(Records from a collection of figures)
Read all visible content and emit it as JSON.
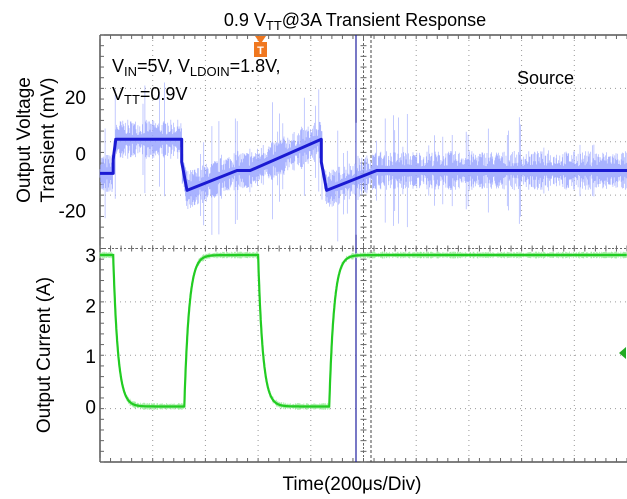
{
  "title": {
    "p1": "0.9 V",
    "p1_sub": "TT",
    "p2": "@3A Transient Response"
  },
  "annotation": {
    "line1": {
      "a": "V",
      "a_sub": "IN",
      "b": "=5V, V",
      "b_sub": "LDOIN",
      "c": "=1.8V,"
    },
    "line2": {
      "a": "V",
      "a_sub": "TT",
      "b": "=0.9V"
    },
    "source_label": "Source",
    "trigger_marker": "T"
  },
  "x_label": "Time(200μs/Div)",
  "colors": {
    "voltage": "#1a1ad2",
    "voltage_noise": "#9aa6ff",
    "current": "#22cc22",
    "trigger": "#f07820",
    "grid": "#9a9a9a"
  },
  "chart_data": [
    {
      "type": "line",
      "ylabel_line1": "Output Voltage",
      "ylabel_line2": "Transient (mV)",
      "yticks": [
        20,
        0,
        -20
      ],
      "ylim": [
        -34,
        40
      ],
      "x_divisions": 10,
      "x_unit": "200μs/div",
      "x": [
        0,
        0.25,
        0.25,
        0.3,
        1.55,
        1.55,
        1.65,
        2.6,
        2.6,
        2.8,
        2.85,
        4.2,
        4.2,
        4.3,
        5.25,
        5.25,
        5.45,
        5.5,
        6.4
      ],
      "values": [
        -7,
        -7,
        -2,
        5,
        5,
        -3,
        -13,
        -6,
        -6,
        -6,
        -6,
        5,
        -3,
        -13,
        -6,
        -6,
        -6,
        -6,
        -6
      ],
      "series_name": "",
      "noise_band_mV": 3
    },
    {
      "type": "line",
      "ylabel": "Output Current (A)",
      "yticks": [
        3,
        2,
        1,
        0
      ],
      "ylim": [
        -1.1,
        3.1
      ],
      "x_divisions": 10,
      "x_unit": "200μs/div",
      "falling_edges_div": [
        0.25,
        3.0
      ],
      "rising_edges_div": [
        1.6,
        4.35
      ],
      "high_A": 3.0,
      "low_A": 0.0,
      "time_constant_div": 0.09,
      "series_name": ""
    }
  ]
}
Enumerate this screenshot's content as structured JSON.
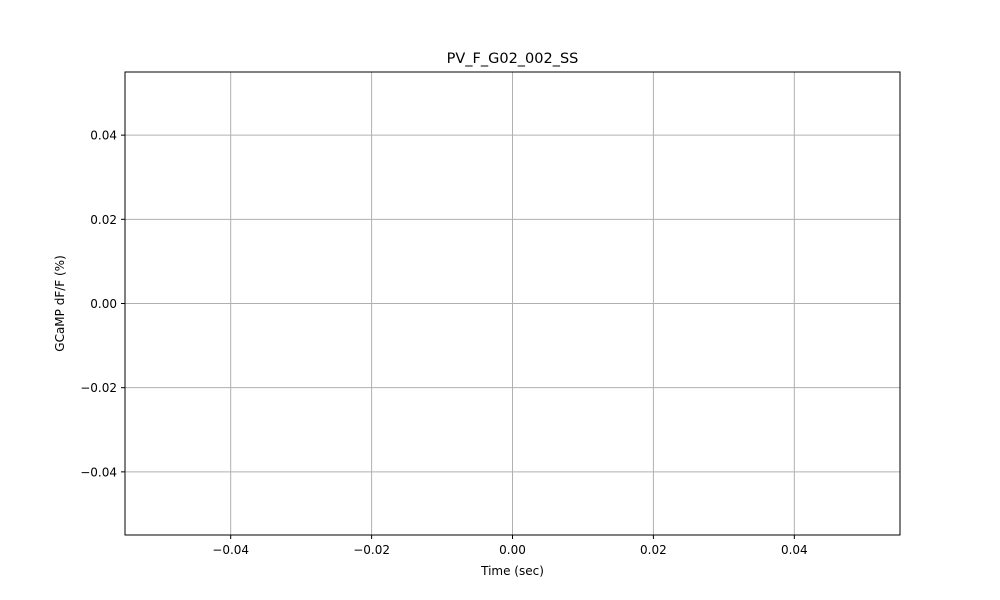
{
  "chart_data": {
    "type": "line",
    "title": "PV_F_G02_002_SS",
    "xlabel": "Time (sec)",
    "ylabel": "GCaMP dF/F (%)",
    "xlim": [
      -0.055,
      0.055
    ],
    "ylim": [
      -0.055,
      0.055
    ],
    "x_ticks": [
      -0.04,
      -0.02,
      0.0,
      0.02,
      0.04
    ],
    "x_tick_labels": [
      "−0.04",
      "−0.02",
      "0.00",
      "0.02",
      "0.04"
    ],
    "y_ticks": [
      0.04,
      0.02,
      0.0,
      -0.02,
      -0.04
    ],
    "y_tick_labels": [
      "0.04",
      "0.02",
      "0.00",
      "−0.02",
      "−0.04"
    ],
    "grid": true,
    "series": [],
    "colors": {
      "grid": "#b0b0b0",
      "frame": "#000000"
    }
  }
}
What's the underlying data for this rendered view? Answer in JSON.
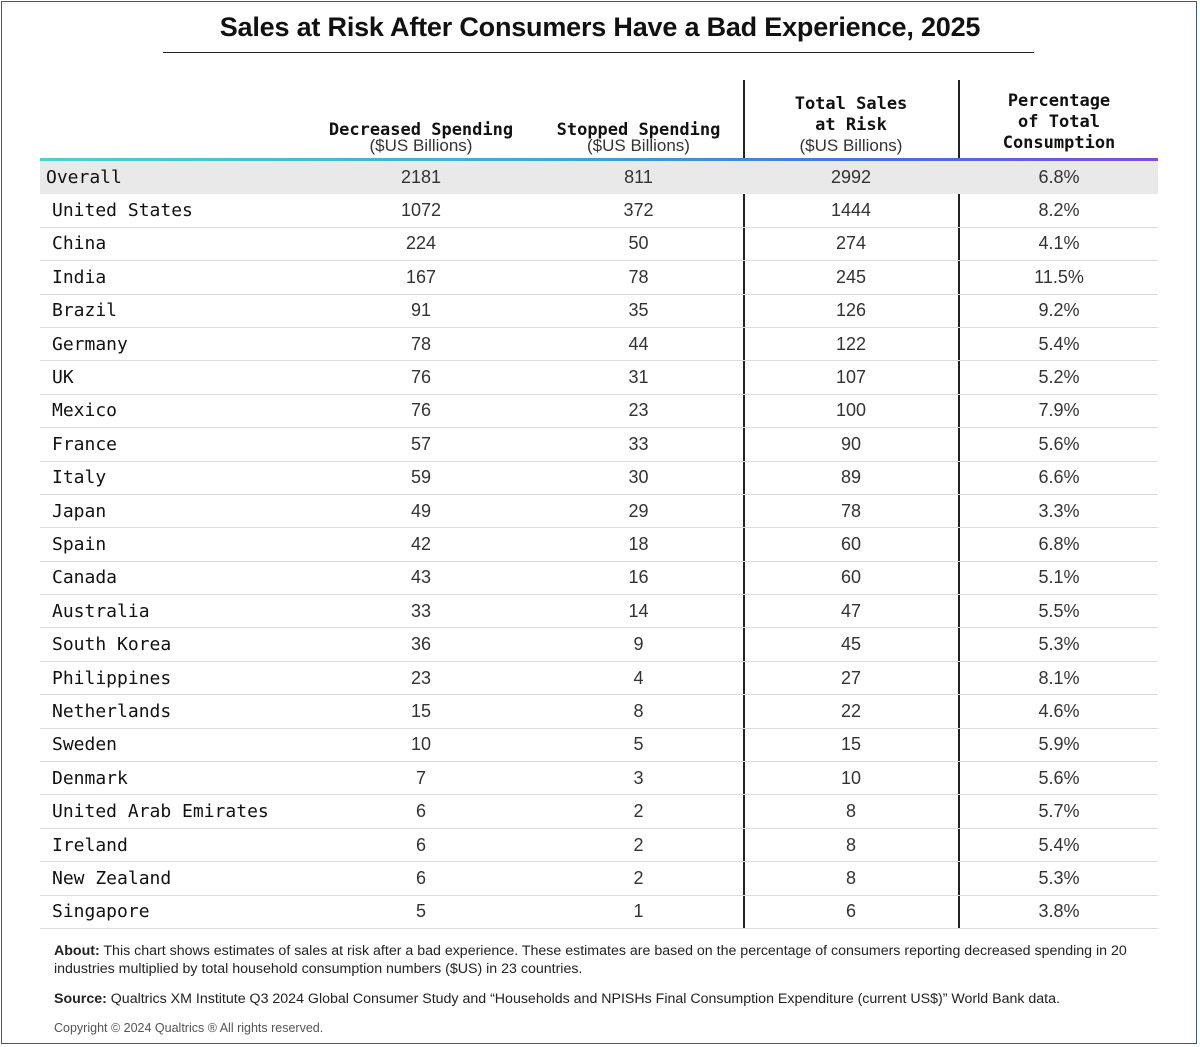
{
  "title": "Sales at Risk After Consumers Have a Bad Experience, 2025",
  "headers": {
    "decreased": {
      "main": "Decreased Spending",
      "sub": "($US Billions)"
    },
    "stopped": {
      "main": "Stopped Spending",
      "sub": "($US Billions)"
    },
    "total": {
      "main": "Total Sales\nat Risk",
      "sub": "($US Billions)"
    },
    "percentage": {
      "main": "Percentage\nof Total\nConsumption"
    }
  },
  "colors": {
    "gradient_start": "#4fd1c5",
    "gradient_end": "#7b4fe0",
    "overall_row_bg": "#e9e9e9",
    "frame_border": "#3a5a8c"
  },
  "chart_data": {
    "type": "table",
    "title": "Sales at Risk After Consumers Have a Bad Experience, 2025",
    "columns": [
      "",
      "Decreased Spending ($US Billions)",
      "Stopped Spending ($US Billions)",
      "Total Sales at Risk ($US Billions)",
      "Percentage of Total Consumption"
    ],
    "rows": [
      {
        "country": "Overall",
        "decreased": "2181",
        "stopped": "811",
        "total": "2992",
        "pct": "6.8%"
      },
      {
        "country": "United States",
        "decreased": "1072",
        "stopped": "372",
        "total": "1444",
        "pct": "8.2%"
      },
      {
        "country": "China",
        "decreased": "224",
        "stopped": "50",
        "total": "274",
        "pct": "4.1%"
      },
      {
        "country": "India",
        "decreased": "167",
        "stopped": "78",
        "total": "245",
        "pct": "11.5%"
      },
      {
        "country": "Brazil",
        "decreased": "91",
        "stopped": "35",
        "total": "126",
        "pct": "9.2%"
      },
      {
        "country": "Germany",
        "decreased": "78",
        "stopped": "44",
        "total": "122",
        "pct": "5.4%"
      },
      {
        "country": "UK",
        "decreased": "76",
        "stopped": "31",
        "total": "107",
        "pct": "5.2%"
      },
      {
        "country": "Mexico",
        "decreased": "76",
        "stopped": "23",
        "total": "100",
        "pct": "7.9%"
      },
      {
        "country": "France",
        "decreased": "57",
        "stopped": "33",
        "total": "90",
        "pct": "5.6%"
      },
      {
        "country": "Italy",
        "decreased": "59",
        "stopped": "30",
        "total": "89",
        "pct": "6.6%"
      },
      {
        "country": "Japan",
        "decreased": "49",
        "stopped": "29",
        "total": "78",
        "pct": "3.3%"
      },
      {
        "country": "Spain",
        "decreased": "42",
        "stopped": "18",
        "total": "60",
        "pct": "6.8%"
      },
      {
        "country": "Canada",
        "decreased": "43",
        "stopped": "16",
        "total": "60",
        "pct": "5.1%"
      },
      {
        "country": "Australia",
        "decreased": "33",
        "stopped": "14",
        "total": "47",
        "pct": "5.5%"
      },
      {
        "country": "South Korea",
        "decreased": "36",
        "stopped": "9",
        "total": "45",
        "pct": "5.3%"
      },
      {
        "country": "Philippines",
        "decreased": "23",
        "stopped": "4",
        "total": "27",
        "pct": "8.1%"
      },
      {
        "country": "Netherlands",
        "decreased": "15",
        "stopped": "8",
        "total": "22",
        "pct": "4.6%"
      },
      {
        "country": "Sweden",
        "decreased": "10",
        "stopped": "5",
        "total": "15",
        "pct": "5.9%"
      },
      {
        "country": "Denmark",
        "decreased": "7",
        "stopped": "3",
        "total": "10",
        "pct": "5.6%"
      },
      {
        "country": "United Arab Emirates",
        "decreased": "6",
        "stopped": "2",
        "total": "8",
        "pct": "5.7%"
      },
      {
        "country": "Ireland",
        "decreased": "6",
        "stopped": "2",
        "total": "8",
        "pct": "5.4%"
      },
      {
        "country": "New Zealand",
        "decreased": "6",
        "stopped": "2",
        "total": "8",
        "pct": "5.3%"
      },
      {
        "country": "Singapore",
        "decreased": "5",
        "stopped": "1",
        "total": "6",
        "pct": "3.8%"
      }
    ]
  },
  "notes": {
    "about_label": "About:",
    "about_text": " This chart shows estimates of sales at risk after a bad experience. These estimates are based on the percentage of consumers reporting decreased spending in 20 industries multiplied by total household consumption numbers ($US) in 23 countries.",
    "source_label": "Source:",
    "source_text": " Qualtrics XM Institute Q3 2024 Global Consumer Study and “Households and NPISHs Final Consumption Expenditure (current US$)” World Bank data.",
    "copyright": "Copyright © 2024 Qualtrics ® All rights reserved."
  }
}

Task prompt.
Find "Transient". Copy every line it occurs in.

Full answer.
    "p2": "@3A Transient Response"
      "ylabel_line2": "Transient (mV)",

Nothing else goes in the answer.